(Data records)
-----

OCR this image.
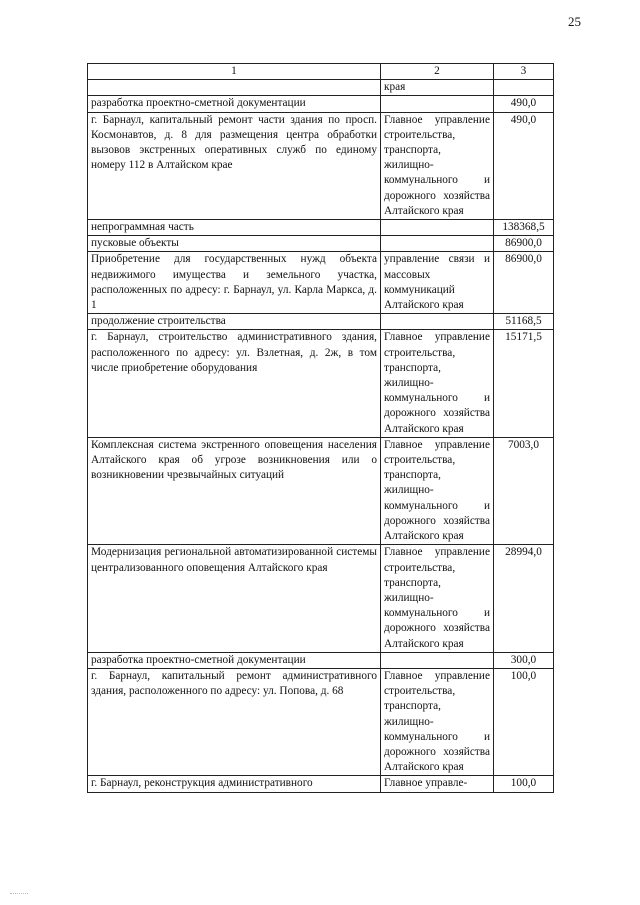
25
1	2	3
	края	
разработка проектно-сметной документации		490,0
г. Барнаул, капитальный ремонт части здания по просп. Космонавтов, д. 8 для размещения центра обработки вызовов экстренных оперативных служб по единому номеру 112 в Алтайском крае	Главное управление строительства, транспорта, жилищно-коммунального и дорожного хозяйства Алтайского края	490,0
непрограммная часть		138368,5
пусковые объекты		86900,0
Приобретение для государственных нужд объекта недвижимого имущества и земельного участка, расположенных по адресу: г. Барнаул, ул. Карла Маркса, д. 1	управление связи и массовых коммуникаций Алтайского края	86900,0
продолжение строительства		51168,5
г. Барнаул, строительство административного здания, расположенного по адресу: ул. Взлетная, д. 2ж, в том числе приобретение оборудования	Главное управление строительства, транспорта, жилищно-коммунального и дорожного хозяйства Алтайского края	15171,5
Комплексная система экстренного оповещения населения Алтайского края об угрозе возникновения или о возникновении чрезвычайных ситуаций	Главное управление строительства, транспорта, жилищно-коммунального и дорожного хозяйства Алтайского края	7003,0
Модернизация региональной автоматизированной системы централизованного оповещения Алтайского края	Главное управление строительства, транспорта, жилищно-коммунального и дорожного хозяйства Алтайского края	28994,0
разработка проектно-сметной документации		300,0
г. Барнаул, капитальный ремонт административного здания, расположенного по адресу: ул. Попова, д. 68	Главное управление строительства, транспорта, жилищно-коммунального и дорожного хозяйства Алтайского края	100,0
г. Барнаул, реконструкция административного	Главное управле-	100,0
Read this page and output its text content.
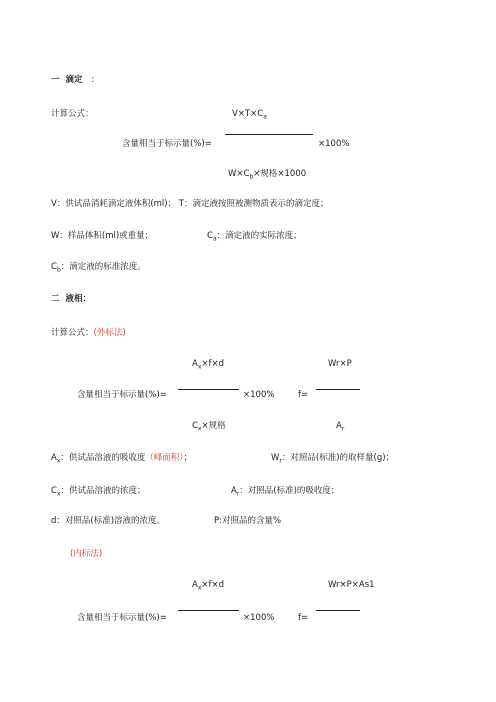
一 滴定 :
计算公式：	$V\times T\times C_a$
含量相当于标示量(%)=	×100%
$W\times C_b\times$规格×1000
V：供试品消耗滴定液体积(ml)； T：滴定液按照被测物质表示的滴定度；
W：样品体积(ml)或重量；	$C_a$：滴定液的实际浓度；
$C_b$：滴定液的标准浓度。
二 液相：
计算公式：(外标法)
$A_x\times f\times d$	Wr×P
含量相当于标示量(%)=	×100%	f=
$C_x\times$规格	$A_r$
$A_x$：供试品溶液的吸收度（峰面积）；	$W_r$：对照品(标准)的取样量(g)；
$C_x$：供试品溶液的浓度；	$A_r$：对照品(标准)的吸收度；
d：对照品(标准)溶液的浓度。	P:对照品的含量%
(内标法)
$A_x\times f\times d$	Wr×P×As1
含量相当于标示量(%)=	×100%	f=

-----

* [Given instruction]
Return to the listing above and set it down exactly, leaving out its pictures.

* [Result for this task]
OCR this image.
25
1	2	3
	края	
разработка проектно-сметной документации		490,0
г. Барнаул, капитальный ремонт части здания по просп. Космонавтов, д. 8 для размещения центра обработки вызовов экстренных оперативных служб по единому номеру 112 в Алтайском крае	Главное управление строительства, транспорта, жилищно-коммунального и дорожного хозяйства Алтайского края	490,0
непрограммная часть		138368,5
пусковые объекты		86900,0
Приобретение для государственных нужд объекта недвижимого имущества и земельного участка, расположенных по адресу: г. Барнаул, ул. Карла Маркса, д. 1	управление связи и массовых коммуникаций Алтайского края	86900,0
продолжение строительства		51168,5
г. Барнаул, строительство административного здания, расположенного по адресу: ул. Взлетная, д. 2ж, в том числе приобретение оборудования	Главное управление строительства, транспорта, жилищно-коммунального и дорожного хозяйства Алтайского края	15171,5
Комплексная система экстренного оповещения населения Алтайского края об угрозе возникновения или о возникновении чрезвычайных ситуаций	Главное управление строительства, транспорта, жилищно-коммунального и дорожного хозяйства Алтайского края	7003,0
Модернизация региональной автоматизированной системы централизованного оповещения Алтайского края	Главное управление строительства, транспорта, жилищно-коммунального и дорожного хозяйства Алтайского края	28994,0
разработка проектно-сметной документации		300,0
г. Барнаул, капитальный ремонт административного здания, расположенного по адресу: ул. Попова, д. 68	Главное управление строительства, транспорта, жилищно-коммунального и дорожного хозяйства Алтайского края	100,0
г. Барнаул, реконструкция административного	Главное управле-	100,0
Read this page and output its text content.
一 滴定 :
计算公式：	$V\times T\times C_a$
含量相当于标示量(%)=	×100%
$W\times C_b\times$规格×1000
V：供试品消耗滴定液体积(ml)； T：滴定液按照被测物质表示的滴定度；
W：样品体积(ml)或重量；	$C_a$：滴定液的实际浓度；
$C_b$：滴定液的标准浓度。
二 液相：
计算公式：(外标法)
$A_x\times f\times d$	Wr×P
含量相当于标示量(%)=	×100%	f=
$C_x\times$规格	$A_r$
$A_x$：供试品溶液的吸收度（峰面积）；	$W_r$：对照品(标准)的取样量(g)；
$C_x$：供试品溶液的浓度；	$A_r$：对照品(标准)的吸收度；
d：对照品(标准)溶液的浓度。	P:对照品的含量%
(内标法)
$A_x\times f\times d$	Wr×P×As1
含量相当于标示量(%)=	×100%	f=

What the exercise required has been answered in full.